- YOUR INSTRUCTIONS -
Scan the listing and work out how many lines contain the word "plantas". Nothing but the number should be given.

※

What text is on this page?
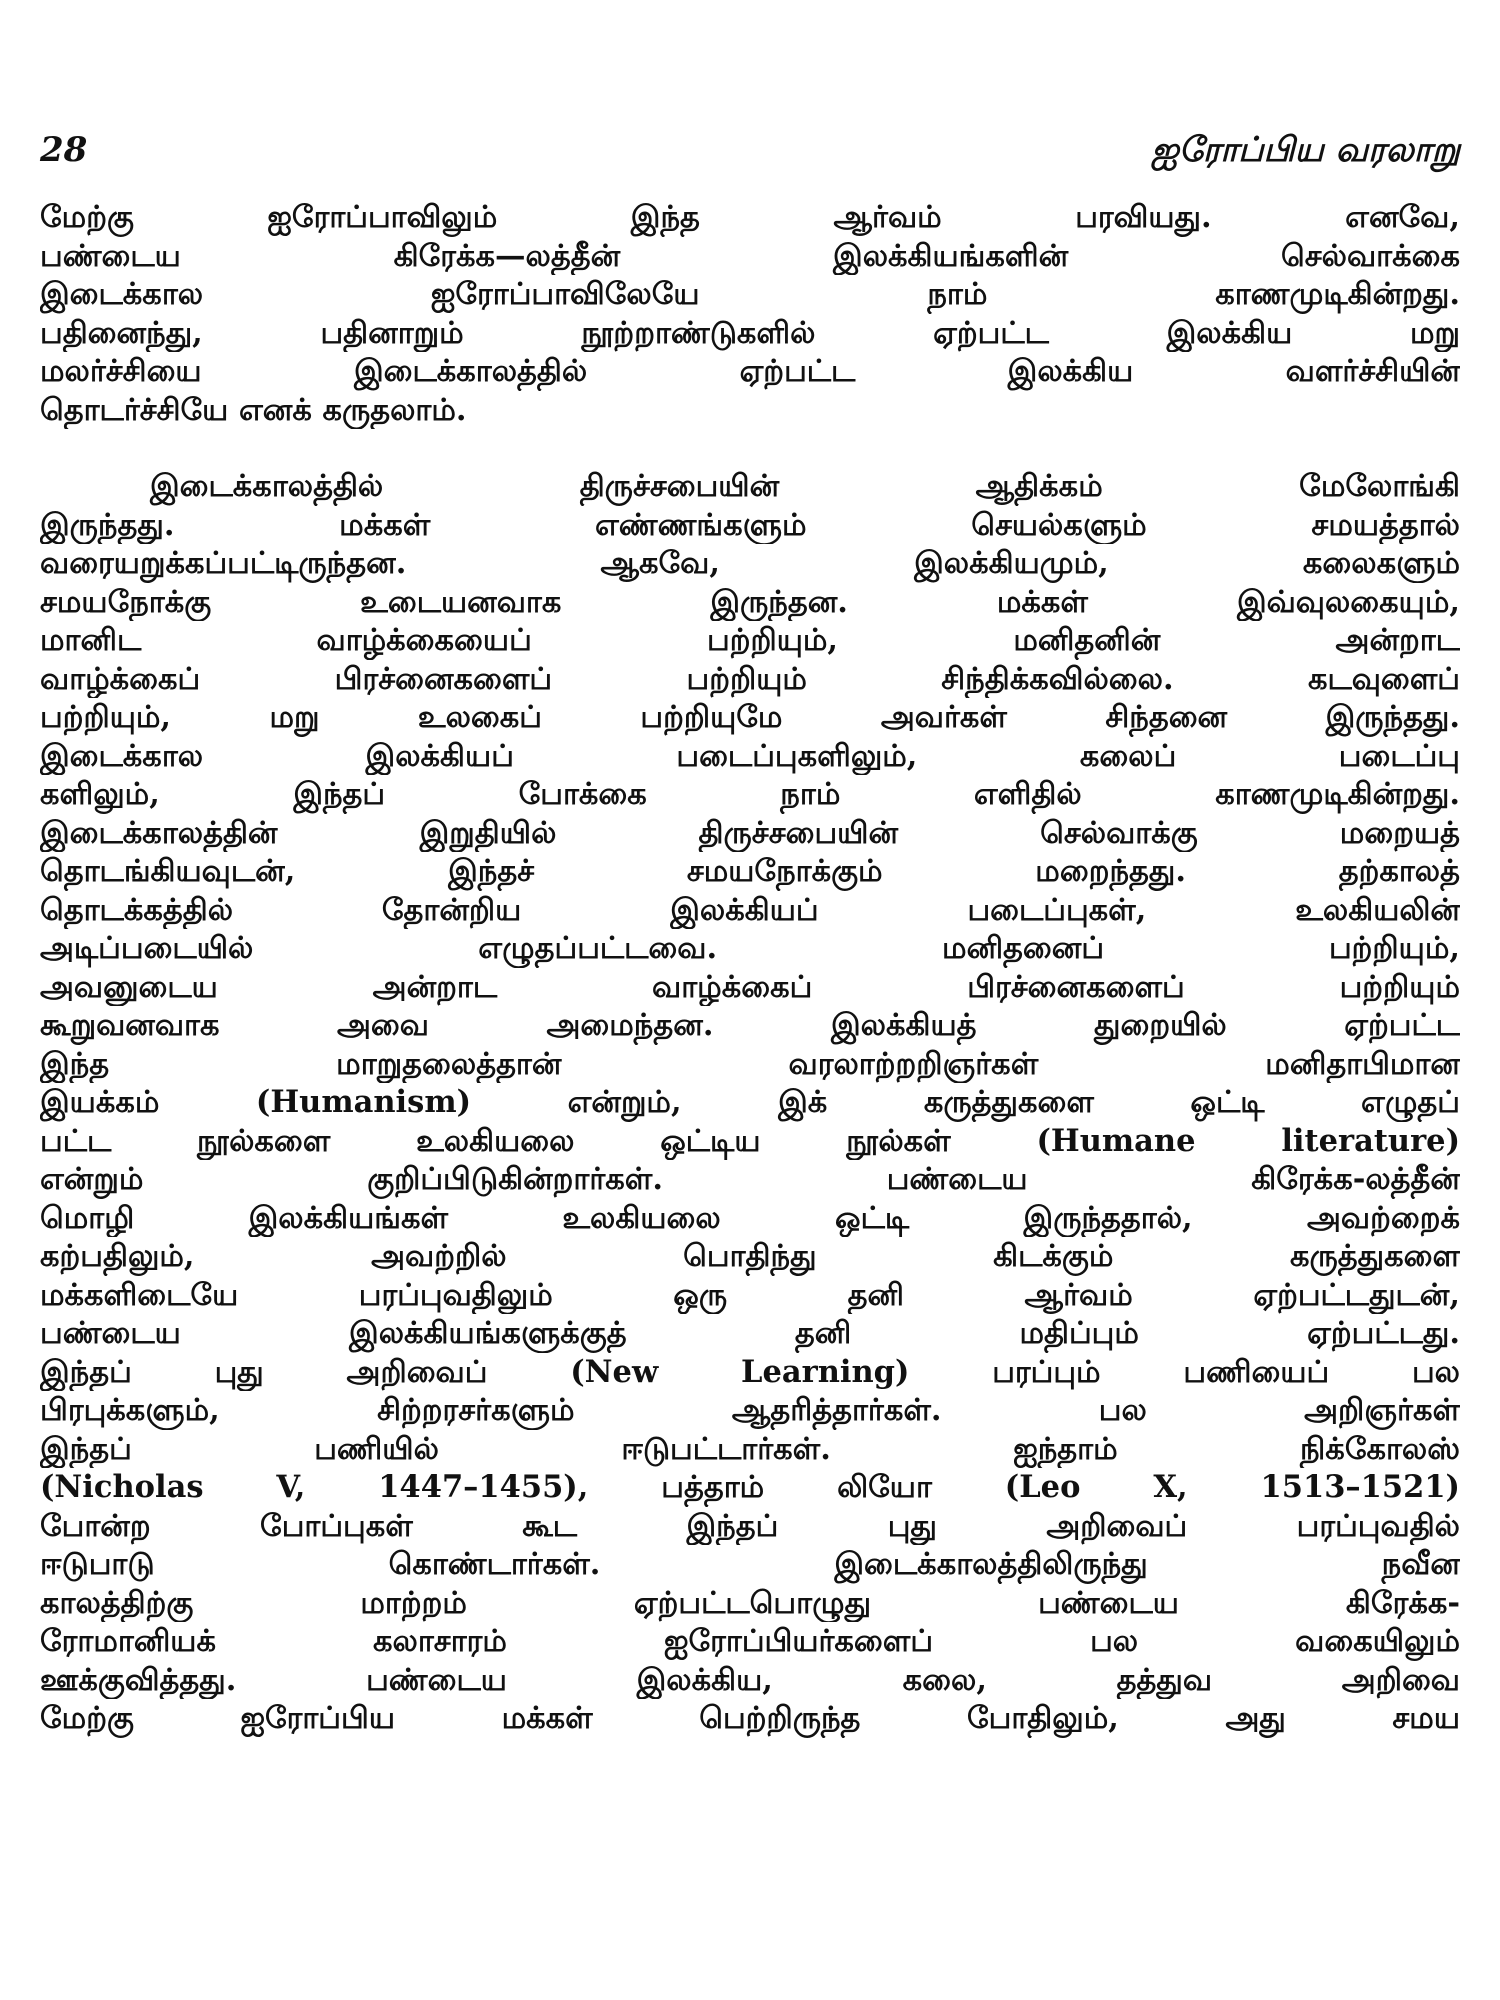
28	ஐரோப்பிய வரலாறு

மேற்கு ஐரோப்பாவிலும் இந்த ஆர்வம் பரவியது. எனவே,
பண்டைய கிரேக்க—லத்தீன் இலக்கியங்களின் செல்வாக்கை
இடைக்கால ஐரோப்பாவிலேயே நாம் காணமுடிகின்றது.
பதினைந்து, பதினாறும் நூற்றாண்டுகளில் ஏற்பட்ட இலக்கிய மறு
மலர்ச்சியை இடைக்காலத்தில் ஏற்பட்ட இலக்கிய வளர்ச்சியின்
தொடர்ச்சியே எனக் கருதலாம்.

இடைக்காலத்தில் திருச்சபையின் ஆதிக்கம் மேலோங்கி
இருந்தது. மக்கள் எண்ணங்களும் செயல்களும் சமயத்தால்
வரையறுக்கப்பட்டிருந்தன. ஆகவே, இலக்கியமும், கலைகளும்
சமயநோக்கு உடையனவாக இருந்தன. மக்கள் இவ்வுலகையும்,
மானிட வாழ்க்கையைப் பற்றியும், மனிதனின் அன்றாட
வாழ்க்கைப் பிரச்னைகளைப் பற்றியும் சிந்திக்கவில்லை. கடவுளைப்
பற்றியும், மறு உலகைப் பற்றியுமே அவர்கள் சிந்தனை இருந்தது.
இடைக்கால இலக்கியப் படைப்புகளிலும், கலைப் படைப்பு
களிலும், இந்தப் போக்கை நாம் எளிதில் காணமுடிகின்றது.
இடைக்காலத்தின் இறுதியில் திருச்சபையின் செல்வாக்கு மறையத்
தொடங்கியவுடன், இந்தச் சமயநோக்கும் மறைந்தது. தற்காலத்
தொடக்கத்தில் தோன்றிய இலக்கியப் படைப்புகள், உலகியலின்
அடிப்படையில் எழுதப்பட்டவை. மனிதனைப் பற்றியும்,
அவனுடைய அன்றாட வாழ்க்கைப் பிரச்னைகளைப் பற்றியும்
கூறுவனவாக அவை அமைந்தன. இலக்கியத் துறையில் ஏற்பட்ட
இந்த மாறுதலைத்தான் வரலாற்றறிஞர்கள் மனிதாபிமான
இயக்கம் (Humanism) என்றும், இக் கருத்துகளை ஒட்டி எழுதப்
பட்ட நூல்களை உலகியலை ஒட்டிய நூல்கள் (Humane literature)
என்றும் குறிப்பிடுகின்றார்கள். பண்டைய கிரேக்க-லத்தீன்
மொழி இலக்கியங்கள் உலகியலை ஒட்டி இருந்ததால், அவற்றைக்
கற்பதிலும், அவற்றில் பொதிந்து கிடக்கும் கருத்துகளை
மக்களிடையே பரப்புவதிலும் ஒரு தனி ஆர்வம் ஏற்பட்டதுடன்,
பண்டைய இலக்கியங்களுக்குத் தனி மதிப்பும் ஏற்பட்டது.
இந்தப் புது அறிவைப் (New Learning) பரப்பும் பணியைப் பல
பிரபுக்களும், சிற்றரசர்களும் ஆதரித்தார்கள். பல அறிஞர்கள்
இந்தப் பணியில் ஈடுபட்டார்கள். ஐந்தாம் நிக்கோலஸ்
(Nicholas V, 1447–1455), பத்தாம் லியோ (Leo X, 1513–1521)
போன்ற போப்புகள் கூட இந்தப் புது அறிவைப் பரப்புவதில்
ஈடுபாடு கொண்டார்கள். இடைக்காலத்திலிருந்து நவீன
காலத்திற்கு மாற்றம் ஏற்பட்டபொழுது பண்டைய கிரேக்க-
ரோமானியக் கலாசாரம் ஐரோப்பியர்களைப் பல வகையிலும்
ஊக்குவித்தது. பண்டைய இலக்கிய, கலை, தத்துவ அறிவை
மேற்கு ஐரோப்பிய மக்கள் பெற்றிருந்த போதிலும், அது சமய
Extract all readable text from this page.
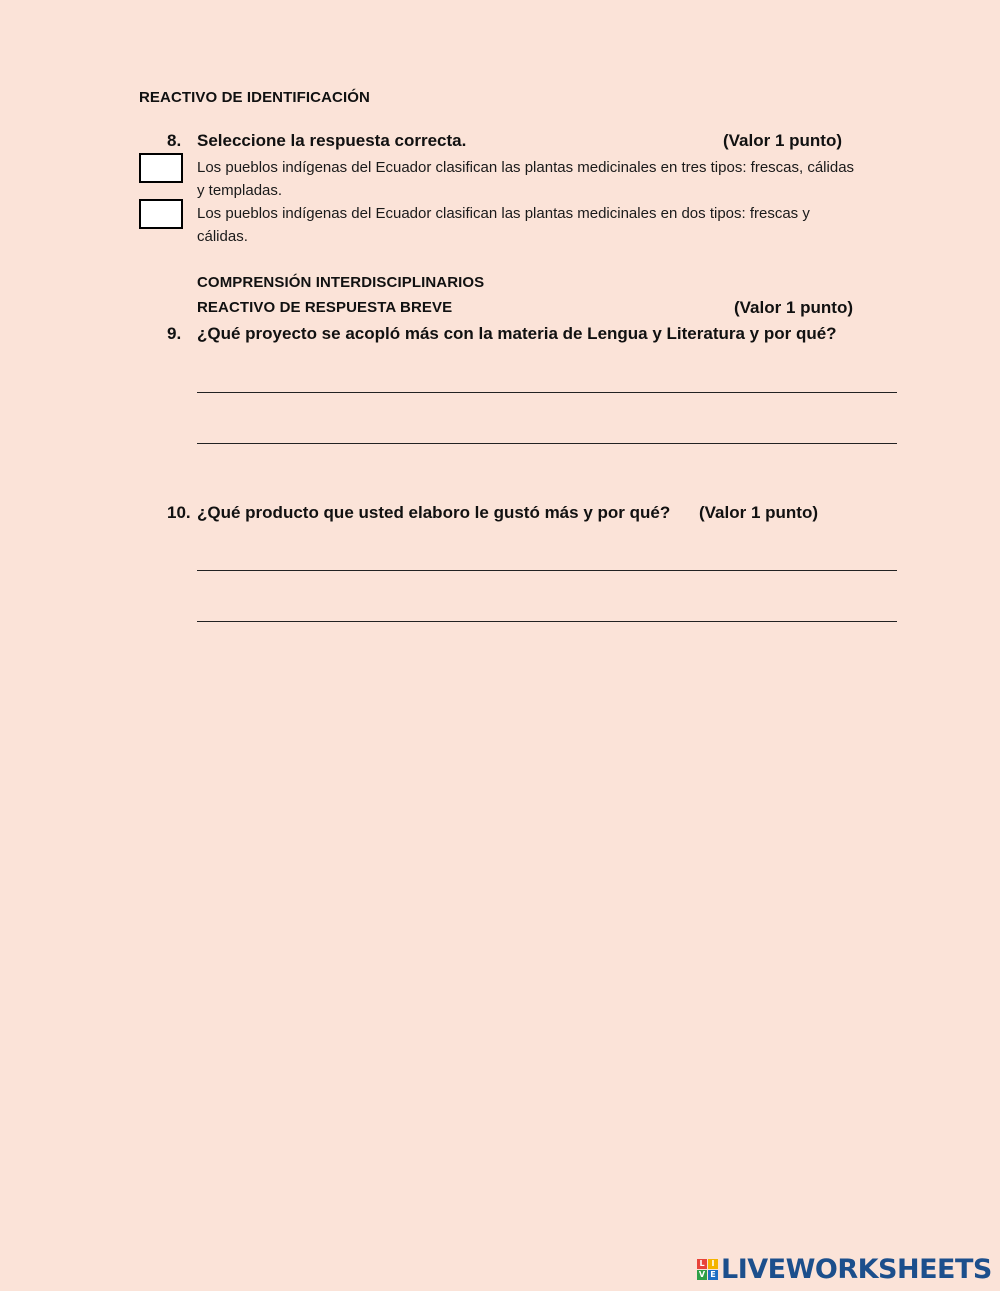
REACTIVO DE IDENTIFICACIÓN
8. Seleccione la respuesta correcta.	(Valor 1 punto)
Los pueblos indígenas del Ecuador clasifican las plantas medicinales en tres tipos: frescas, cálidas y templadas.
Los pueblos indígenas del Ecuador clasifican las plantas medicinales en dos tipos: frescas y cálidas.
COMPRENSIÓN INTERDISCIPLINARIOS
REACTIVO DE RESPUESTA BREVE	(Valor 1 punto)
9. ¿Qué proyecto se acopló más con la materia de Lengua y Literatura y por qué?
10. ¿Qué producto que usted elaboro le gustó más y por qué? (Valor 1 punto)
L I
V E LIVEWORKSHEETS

※

- EXERCISE ANSWER -
2